_Task objective_: Pull out every line below holding the word "الأجنبي".

_Extracted data entries_:
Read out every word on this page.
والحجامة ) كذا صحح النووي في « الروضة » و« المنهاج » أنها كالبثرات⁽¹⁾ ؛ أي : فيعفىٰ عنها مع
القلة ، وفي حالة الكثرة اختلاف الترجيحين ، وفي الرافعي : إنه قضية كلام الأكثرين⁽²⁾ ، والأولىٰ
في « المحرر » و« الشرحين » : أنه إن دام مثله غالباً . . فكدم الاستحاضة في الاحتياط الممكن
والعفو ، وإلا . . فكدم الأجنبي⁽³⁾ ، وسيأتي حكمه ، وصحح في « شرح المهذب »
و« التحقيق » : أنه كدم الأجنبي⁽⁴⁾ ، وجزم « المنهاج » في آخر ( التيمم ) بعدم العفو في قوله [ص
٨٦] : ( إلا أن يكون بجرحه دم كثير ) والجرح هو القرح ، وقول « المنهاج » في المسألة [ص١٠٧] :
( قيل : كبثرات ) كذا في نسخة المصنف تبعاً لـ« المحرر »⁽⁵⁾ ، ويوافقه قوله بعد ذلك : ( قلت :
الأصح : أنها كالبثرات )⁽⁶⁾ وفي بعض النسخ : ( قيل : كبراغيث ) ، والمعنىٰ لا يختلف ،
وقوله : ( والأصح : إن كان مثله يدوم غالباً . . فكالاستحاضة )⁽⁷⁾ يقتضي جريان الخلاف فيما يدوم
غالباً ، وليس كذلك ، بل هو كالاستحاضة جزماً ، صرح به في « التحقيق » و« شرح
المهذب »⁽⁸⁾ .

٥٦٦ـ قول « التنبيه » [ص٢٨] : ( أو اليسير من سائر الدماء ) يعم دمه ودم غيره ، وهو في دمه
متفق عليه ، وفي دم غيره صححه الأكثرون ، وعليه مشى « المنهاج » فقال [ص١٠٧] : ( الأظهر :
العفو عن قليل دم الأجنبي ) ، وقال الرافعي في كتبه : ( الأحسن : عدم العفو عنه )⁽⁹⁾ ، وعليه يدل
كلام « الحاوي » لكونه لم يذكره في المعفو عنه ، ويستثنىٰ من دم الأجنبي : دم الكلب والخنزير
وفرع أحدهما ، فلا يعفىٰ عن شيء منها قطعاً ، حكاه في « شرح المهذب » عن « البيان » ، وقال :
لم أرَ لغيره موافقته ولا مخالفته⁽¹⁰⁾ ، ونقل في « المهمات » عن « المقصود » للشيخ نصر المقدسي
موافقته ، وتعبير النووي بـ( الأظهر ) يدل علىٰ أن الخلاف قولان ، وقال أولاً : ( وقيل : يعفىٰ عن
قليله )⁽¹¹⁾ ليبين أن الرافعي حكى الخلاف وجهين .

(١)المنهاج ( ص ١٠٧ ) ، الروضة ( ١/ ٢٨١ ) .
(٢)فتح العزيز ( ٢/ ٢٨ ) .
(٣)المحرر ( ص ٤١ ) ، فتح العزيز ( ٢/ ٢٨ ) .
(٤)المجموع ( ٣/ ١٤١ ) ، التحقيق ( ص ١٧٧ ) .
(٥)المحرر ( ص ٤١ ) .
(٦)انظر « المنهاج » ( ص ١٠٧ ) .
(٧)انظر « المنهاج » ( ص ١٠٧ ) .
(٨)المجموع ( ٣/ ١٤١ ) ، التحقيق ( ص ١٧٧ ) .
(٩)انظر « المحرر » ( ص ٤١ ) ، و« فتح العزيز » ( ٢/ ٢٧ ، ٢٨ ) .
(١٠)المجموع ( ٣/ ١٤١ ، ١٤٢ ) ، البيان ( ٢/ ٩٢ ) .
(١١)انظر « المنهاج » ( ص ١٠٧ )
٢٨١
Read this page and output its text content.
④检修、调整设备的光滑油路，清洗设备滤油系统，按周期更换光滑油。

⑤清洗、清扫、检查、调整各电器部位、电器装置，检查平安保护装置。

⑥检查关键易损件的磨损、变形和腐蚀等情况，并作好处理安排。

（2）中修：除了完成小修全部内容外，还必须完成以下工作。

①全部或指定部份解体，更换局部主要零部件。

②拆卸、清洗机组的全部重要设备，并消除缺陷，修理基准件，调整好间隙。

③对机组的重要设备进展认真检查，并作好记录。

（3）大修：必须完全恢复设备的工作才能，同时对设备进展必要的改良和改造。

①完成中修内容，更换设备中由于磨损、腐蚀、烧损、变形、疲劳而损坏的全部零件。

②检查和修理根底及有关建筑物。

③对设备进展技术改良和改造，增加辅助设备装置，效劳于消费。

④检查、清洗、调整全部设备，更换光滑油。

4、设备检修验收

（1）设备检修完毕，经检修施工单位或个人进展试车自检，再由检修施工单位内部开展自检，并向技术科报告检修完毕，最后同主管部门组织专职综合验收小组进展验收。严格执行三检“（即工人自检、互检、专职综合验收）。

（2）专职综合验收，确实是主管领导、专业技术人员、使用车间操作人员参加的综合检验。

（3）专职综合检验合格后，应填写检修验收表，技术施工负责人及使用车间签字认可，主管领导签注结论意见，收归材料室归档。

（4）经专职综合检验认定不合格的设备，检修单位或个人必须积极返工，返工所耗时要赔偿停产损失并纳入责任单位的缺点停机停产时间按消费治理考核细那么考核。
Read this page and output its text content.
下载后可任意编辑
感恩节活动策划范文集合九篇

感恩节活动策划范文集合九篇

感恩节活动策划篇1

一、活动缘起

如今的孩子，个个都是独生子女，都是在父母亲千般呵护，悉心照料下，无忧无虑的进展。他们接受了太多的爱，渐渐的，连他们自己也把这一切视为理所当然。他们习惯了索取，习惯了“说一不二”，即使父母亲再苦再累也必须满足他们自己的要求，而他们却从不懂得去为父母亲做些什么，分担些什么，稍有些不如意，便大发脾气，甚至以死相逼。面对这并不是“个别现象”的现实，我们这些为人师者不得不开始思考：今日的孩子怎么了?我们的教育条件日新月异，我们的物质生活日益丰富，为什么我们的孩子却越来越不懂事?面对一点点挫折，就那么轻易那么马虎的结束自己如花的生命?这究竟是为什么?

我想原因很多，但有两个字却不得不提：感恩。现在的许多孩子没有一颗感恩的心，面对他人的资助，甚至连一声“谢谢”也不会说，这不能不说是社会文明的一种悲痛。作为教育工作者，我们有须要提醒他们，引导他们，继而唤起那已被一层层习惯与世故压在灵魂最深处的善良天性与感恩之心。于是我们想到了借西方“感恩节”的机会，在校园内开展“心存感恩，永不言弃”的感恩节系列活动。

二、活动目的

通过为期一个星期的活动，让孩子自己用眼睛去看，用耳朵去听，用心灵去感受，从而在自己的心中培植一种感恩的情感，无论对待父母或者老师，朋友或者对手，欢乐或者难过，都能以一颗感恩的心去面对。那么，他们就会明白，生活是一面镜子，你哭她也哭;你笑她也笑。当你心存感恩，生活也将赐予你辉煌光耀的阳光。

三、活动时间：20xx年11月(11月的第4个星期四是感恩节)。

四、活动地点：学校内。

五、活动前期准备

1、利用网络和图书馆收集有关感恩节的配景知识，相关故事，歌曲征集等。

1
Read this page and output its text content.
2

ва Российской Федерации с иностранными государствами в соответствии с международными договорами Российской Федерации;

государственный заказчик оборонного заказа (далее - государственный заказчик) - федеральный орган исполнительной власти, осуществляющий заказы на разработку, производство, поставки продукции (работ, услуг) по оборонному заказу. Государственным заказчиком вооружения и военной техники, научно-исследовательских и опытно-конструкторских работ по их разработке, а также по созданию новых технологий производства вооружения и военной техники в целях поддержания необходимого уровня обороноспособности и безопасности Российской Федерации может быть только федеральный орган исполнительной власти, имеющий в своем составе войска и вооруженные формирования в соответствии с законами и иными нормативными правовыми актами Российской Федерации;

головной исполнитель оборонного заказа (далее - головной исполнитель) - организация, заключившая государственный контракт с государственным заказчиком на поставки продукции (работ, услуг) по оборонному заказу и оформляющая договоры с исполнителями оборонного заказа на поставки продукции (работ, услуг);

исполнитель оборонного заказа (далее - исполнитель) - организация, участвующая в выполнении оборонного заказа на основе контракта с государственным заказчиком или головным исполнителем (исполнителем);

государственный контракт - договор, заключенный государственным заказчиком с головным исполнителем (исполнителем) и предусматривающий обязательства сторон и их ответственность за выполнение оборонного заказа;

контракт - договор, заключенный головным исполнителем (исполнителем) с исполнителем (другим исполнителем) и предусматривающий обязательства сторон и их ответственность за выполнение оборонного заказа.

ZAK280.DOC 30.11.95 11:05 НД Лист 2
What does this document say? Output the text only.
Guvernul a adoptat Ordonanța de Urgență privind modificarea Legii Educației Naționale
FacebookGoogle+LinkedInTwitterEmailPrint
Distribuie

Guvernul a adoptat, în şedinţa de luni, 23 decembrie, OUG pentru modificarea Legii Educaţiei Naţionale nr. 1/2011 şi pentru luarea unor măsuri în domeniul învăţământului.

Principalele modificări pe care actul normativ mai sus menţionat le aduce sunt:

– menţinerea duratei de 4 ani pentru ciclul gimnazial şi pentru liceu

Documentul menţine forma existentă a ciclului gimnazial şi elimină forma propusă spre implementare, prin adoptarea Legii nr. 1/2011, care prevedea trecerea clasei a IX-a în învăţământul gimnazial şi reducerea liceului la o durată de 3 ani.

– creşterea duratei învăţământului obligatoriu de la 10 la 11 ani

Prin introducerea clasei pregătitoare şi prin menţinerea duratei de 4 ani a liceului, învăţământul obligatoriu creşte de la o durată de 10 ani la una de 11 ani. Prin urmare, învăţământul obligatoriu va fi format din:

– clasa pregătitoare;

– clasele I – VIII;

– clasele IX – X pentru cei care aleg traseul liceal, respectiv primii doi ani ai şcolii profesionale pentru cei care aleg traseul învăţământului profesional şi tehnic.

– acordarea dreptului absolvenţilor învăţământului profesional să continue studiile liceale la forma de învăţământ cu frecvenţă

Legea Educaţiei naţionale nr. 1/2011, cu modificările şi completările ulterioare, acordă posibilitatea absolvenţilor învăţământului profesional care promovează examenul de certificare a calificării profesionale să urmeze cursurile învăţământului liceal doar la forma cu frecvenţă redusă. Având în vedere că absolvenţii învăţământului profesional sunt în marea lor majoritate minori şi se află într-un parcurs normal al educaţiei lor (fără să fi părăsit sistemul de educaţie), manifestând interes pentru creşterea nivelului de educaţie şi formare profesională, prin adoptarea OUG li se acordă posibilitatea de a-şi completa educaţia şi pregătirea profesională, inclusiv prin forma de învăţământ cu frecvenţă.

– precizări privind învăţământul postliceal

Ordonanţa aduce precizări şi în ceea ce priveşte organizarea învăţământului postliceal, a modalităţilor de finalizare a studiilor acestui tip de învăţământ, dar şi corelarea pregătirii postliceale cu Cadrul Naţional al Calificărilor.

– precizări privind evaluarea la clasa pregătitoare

_Reply to the exercise_:
والعفو ، وإلا . . فكدم الأجنبي⁽³⁾ ، وسيأتي حكمه ، وصحح في « شرح المهذب »
و« التحقيق » : أنه كدم الأجنبي⁽⁴⁾ ، وجزم « المنهاج » في آخر ( التيمم ) بعدم العفو في قوله [ص
العفو عن قليل دم الأجنبي ) ، وقال الرافعي في كتبه : ( الأحسن : عدم العفو عنه )⁽⁹⁾ ، وعليه يدل
كلام « الحاوي » لكونه لم يذكره في المعفو عنه ، ويستثنىٰ من دم الأجنبي : دم الكلب والخنزير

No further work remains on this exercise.